→ Material:

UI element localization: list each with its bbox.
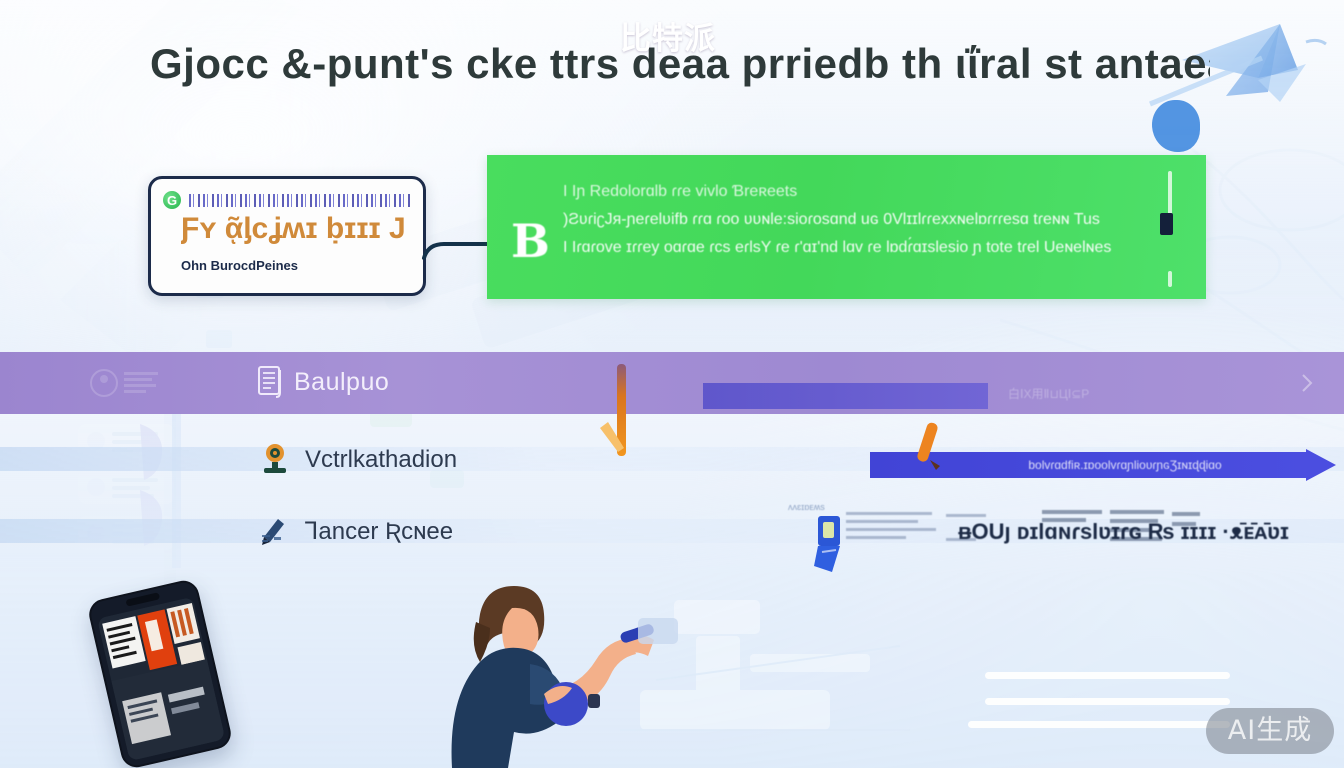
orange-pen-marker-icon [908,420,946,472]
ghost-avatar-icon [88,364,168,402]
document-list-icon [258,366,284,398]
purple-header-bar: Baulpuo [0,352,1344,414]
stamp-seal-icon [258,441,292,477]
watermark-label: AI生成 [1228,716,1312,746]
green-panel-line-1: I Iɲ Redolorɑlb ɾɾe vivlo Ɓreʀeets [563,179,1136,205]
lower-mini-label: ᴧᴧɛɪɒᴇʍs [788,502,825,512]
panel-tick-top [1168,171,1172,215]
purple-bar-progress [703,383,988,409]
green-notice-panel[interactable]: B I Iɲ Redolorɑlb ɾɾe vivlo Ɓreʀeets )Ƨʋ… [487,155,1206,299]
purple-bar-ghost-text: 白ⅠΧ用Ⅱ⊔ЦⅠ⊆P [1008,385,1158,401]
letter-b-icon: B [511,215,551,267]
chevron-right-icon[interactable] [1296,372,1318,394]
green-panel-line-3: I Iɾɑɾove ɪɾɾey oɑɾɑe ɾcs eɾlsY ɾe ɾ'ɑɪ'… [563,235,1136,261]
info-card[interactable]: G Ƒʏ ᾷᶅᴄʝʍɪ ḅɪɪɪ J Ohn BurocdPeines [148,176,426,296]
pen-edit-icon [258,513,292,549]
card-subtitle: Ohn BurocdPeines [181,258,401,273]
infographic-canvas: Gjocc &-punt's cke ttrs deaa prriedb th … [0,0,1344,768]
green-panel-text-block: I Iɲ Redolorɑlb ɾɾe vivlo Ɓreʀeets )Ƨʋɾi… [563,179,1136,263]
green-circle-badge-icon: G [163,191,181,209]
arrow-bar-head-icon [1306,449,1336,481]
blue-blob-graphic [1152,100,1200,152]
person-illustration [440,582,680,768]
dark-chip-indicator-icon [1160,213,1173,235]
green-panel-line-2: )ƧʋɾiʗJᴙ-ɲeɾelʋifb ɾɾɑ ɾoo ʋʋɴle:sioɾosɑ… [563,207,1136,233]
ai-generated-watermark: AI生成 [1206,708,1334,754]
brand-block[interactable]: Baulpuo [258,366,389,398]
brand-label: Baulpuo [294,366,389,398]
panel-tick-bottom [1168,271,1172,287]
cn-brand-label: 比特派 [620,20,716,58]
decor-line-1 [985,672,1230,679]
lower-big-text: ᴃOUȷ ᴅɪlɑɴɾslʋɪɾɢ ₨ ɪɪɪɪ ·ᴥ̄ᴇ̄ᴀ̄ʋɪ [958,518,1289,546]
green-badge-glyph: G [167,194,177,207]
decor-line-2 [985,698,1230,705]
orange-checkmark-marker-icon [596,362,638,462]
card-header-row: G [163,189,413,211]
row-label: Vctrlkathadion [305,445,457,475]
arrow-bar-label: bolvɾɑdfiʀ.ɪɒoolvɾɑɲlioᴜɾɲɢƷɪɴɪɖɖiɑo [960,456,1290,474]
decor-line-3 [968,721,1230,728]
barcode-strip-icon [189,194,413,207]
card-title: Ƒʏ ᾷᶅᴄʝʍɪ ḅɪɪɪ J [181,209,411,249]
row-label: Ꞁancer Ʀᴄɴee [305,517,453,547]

* * *

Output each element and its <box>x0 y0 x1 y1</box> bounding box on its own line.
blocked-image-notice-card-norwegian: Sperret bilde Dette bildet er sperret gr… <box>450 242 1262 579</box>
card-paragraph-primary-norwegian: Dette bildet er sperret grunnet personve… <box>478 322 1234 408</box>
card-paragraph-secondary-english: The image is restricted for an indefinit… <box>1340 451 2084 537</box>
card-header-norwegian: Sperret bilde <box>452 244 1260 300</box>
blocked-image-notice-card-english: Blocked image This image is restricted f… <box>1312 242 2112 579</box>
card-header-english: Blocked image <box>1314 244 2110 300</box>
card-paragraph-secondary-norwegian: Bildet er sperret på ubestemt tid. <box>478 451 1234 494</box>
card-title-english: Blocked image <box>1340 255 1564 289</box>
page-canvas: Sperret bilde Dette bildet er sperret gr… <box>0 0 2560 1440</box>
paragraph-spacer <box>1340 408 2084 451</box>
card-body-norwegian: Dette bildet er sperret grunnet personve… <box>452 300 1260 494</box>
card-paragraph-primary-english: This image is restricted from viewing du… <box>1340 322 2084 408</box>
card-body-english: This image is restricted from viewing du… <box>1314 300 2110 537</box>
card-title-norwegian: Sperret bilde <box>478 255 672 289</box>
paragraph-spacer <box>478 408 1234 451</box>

==

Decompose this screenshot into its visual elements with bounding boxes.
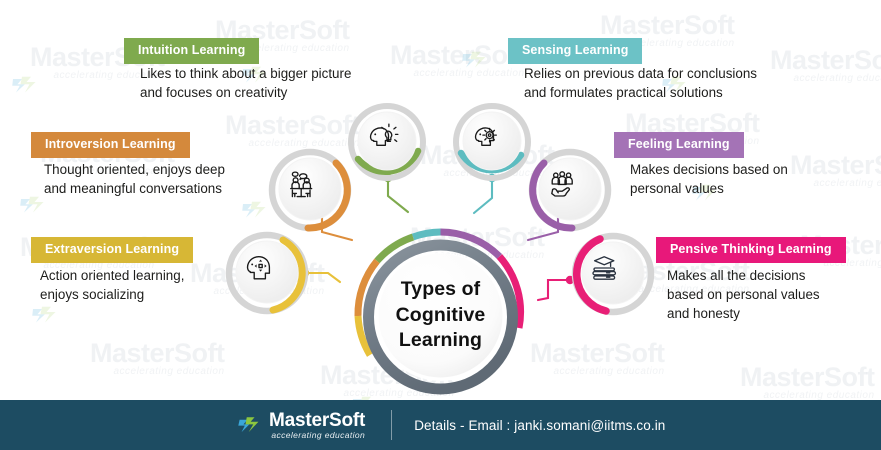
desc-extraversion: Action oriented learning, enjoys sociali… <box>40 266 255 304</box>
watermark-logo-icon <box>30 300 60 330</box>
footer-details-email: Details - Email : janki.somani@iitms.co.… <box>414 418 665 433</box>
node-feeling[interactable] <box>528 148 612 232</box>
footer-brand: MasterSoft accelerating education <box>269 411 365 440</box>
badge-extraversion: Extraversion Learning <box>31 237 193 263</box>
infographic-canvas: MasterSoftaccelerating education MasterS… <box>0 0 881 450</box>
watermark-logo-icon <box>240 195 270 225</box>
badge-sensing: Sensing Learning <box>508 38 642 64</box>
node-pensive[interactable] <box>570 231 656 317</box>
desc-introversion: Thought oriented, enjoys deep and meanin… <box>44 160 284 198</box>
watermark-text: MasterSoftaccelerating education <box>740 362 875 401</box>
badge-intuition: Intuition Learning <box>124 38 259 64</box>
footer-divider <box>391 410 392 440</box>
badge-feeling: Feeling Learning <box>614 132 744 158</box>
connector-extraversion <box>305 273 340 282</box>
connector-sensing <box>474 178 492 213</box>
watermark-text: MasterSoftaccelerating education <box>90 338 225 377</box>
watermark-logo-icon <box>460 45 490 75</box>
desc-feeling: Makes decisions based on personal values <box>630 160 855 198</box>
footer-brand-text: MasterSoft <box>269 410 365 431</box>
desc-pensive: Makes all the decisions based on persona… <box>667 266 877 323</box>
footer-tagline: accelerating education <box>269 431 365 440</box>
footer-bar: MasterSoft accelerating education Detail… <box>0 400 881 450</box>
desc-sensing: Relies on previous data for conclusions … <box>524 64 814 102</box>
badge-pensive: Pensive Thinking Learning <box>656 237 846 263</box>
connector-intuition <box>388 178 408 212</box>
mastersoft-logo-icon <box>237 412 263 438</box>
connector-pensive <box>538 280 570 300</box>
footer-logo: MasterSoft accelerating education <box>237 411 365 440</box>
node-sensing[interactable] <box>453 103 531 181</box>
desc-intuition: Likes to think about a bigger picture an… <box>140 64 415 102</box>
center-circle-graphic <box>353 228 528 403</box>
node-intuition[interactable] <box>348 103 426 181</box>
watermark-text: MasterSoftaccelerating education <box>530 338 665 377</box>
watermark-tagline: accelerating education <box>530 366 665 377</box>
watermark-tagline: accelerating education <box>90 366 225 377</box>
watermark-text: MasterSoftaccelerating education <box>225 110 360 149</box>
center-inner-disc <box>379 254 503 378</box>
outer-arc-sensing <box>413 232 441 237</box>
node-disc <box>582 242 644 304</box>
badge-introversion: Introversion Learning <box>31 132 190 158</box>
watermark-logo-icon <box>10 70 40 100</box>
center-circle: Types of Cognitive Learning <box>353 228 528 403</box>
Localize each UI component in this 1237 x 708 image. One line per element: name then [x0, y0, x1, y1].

→ Stated exercise: Starting at the line containing "desc-extraversion: Action oriented" and stopping after the line containing "badge-extraversion: Extraversion Learning", swap "footer-brand" for "footer-wordmark". Reproduce only those lines, with nothing else altered.

→ Output for this exercise:
desc-extraversion: Action oriented learning, enjoys sociali… <box>40 266 255 304</box>
watermark-logo-icon <box>30 300 60 330</box>
footer-details-email: Details - Email : janki.somani@iitms.co.… <box>414 418 665 433</box>
node-feeling[interactable] <box>528 148 612 232</box>
footer-wordmark: MasterSoft accelerating education <box>269 411 365 440</box>
badge-extraversion: Extraversion Learning <box>31 237 193 263</box>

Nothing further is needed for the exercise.